STATED GOAL → Pictures stay out; everything else in the records below is copied exactly.

····················

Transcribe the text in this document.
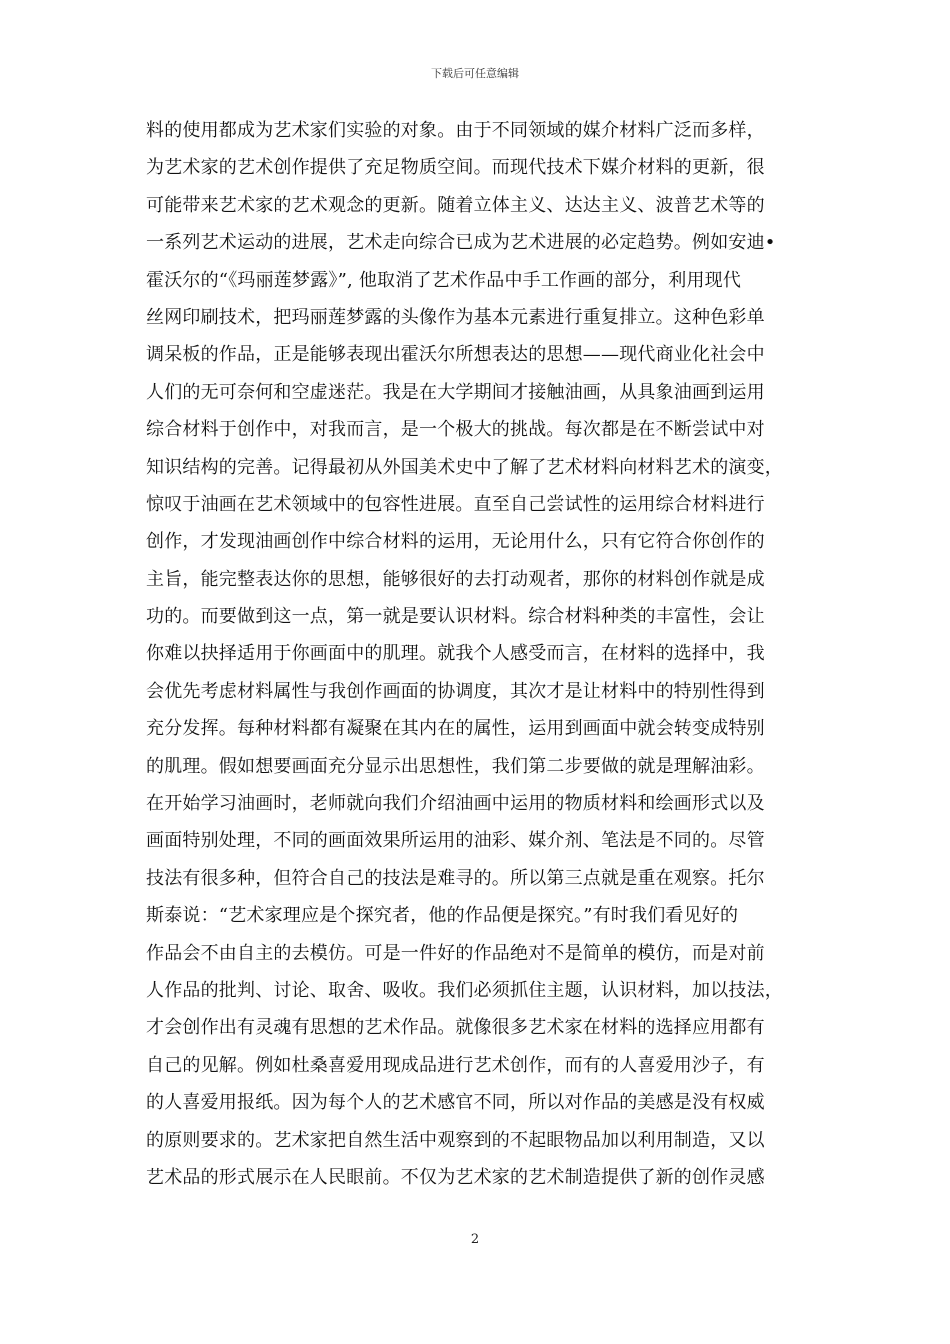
下载后可任意编辑
料的使用都成为艺术家们实验的对象。由于不同领域的媒介材料广泛而多样，
为艺术家的艺术创作提供了充足物质空间。而现代技术下媒介材料的更新，很
可能带来艺术家的艺术观念的更新。随着立体主义、达达主义、波普艺术等的
一系列艺术运动的进展，艺术走向综合已成为艺术进展的必定趋势。例如安迪•
霍沃尔的“《玛丽莲梦露》”, 他取消了艺术作品中手工作画的部分，利用现代
丝网印刷技术，把玛丽莲梦露的头像作为基本元素进行重复排立。这种色彩单
调呆板的作品，正是能够表现出霍沃尔所想表达的思想——现代商业化社会中
人们的无可奈何和空虚迷茫。我是在大学期间才接触油画，从具象油画到运用
综合材料于创作中，对我而言，是一个极大的挑战。每次都是在不断尝试中对
知识结构的完善。记得最初从外国美术史中了解了艺术材料向材料艺术的演变，
惊叹于油画在艺术领域中的包容性进展。直至自己尝试性的运用综合材料进行
创作，才发现油画创作中综合材料的运用，无论用什么，只有它符合你创作的
主旨，能完整表达你的思想，能够很好的去打动观者，那你的材料创作就是成
功的。而要做到这一点，第一就是要认识材料。综合材料种类的丰富性，会让
你难以抉择适用于你画面中的肌理。就我个人感受而言，在材料的选择中，我
会优先考虑材料属性与我创作画面的协调度，其次才是让材料中的特别性得到
充分发挥。每种材料都有凝聚在其内在的属性，运用到画面中就会转变成特别
的肌理。假如想要画面充分显示出思想性，我们第二步要做的就是理解油彩。
在开始学习油画时，老师就向我们介绍油画中运用的物质材料和绘画形式以及
画面特别处理，不同的画面效果所运用的油彩、媒介剂、笔法是不同的。尽管
技法有很多种，但符合自己的技法是难寻的。所以第三点就是重在观察。托尔
斯泰说：“艺术家理应是个探究者，他的作品便是探究。”有时我们看见好的
作品会不由自主的去模仿。可是一件好的作品绝对不是简单的模仿，而是对前
人作品的批判、讨论、取舍、吸收。我们必须抓住主题，认识材料，加以技法，
才会创作出有灵魂有思想的艺术作品。就像很多艺术家在材料的选择应用都有
自己的见解。例如杜桑喜爱用现成品进行艺术创作，而有的人喜爱用沙子，有
的人喜爱用报纸。因为每个人的艺术感官不同，所以对作品的美感是没有权威
的原则要求的。艺术家把自然生活中观察到的不起眼物品加以利用制造，又以
艺术品的形式展示在人民眼前。不仅为艺术家的艺术制造提供了新的创作灵感
2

····················

TASK RESULT →
Transcribe the text in this document.
下载后可任意编辑
料的使用都成为艺术家们实验的对象。由于不同领域的媒介材料广泛而多样，
为艺术家的艺术创作提供了充足物质空间。而现代技术下媒介材料的更新，很
可能带来艺术家的艺术观念的更新。随着立体主义、达达主义、波普艺术等的
一系列艺术运动的进展，艺术走向综合已成为艺术进展的必定趋势。例如安迪•
霍沃尔的“《玛丽莲梦露》”, 他取消了艺术作品中手工作画的部分，利用现代
丝网印刷技术，把玛丽莲梦露的头像作为基本元素进行重复排立。这种色彩单
调呆板的作品，正是能够表现出霍沃尔所想表达的思想——现代商业化社会中
人们的无可奈何和空虚迷茫。我是在大学期间才接触油画，从具象油画到运用
综合材料于创作中，对我而言，是一个极大的挑战。每次都是在不断尝试中对
知识结构的完善。记得最初从外国美术史中了解了艺术材料向材料艺术的演变，
惊叹于油画在艺术领域中的包容性进展。直至自己尝试性的运用综合材料进行
创作，才发现油画创作中综合材料的运用，无论用什么，只有它符合你创作的
主旨，能完整表达你的思想，能够很好的去打动观者，那你的材料创作就是成
功的。而要做到这一点，第一就是要认识材料。综合材料种类的丰富性，会让
你难以抉择适用于你画面中的肌理。就我个人感受而言，在材料的选择中，我
会优先考虑材料属性与我创作画面的协调度，其次才是让材料中的特别性得到
充分发挥。每种材料都有凝聚在其内在的属性，运用到画面中就会转变成特别
的肌理。假如想要画面充分显示出思想性，我们第二步要做的就是理解油彩。
在开始学习油画时，老师就向我们介绍油画中运用的物质材料和绘画形式以及
画面特别处理，不同的画面效果所运用的油彩、媒介剂、笔法是不同的。尽管
技法有很多种，但符合自己的技法是难寻的。所以第三点就是重在观察。托尔
斯泰说：“艺术家理应是个探究者，他的作品便是探究。”有时我们看见好的
作品会不由自主的去模仿。可是一件好的作品绝对不是简单的模仿，而是对前
人作品的批判、讨论、取舍、吸收。我们必须抓住主题，认识材料，加以技法，
才会创作出有灵魂有思想的艺术作品。就像很多艺术家在材料的选择应用都有
自己的见解。例如杜桑喜爱用现成品进行艺术创作，而有的人喜爱用沙子，有
的人喜爱用报纸。因为每个人的艺术感官不同，所以对作品的美感是没有权威
的原则要求的。艺术家把自然生活中观察到的不起眼物品加以利用制造，又以
艺术品的形式展示在人民眼前。不仅为艺术家的艺术制造提供了新的创作灵感
2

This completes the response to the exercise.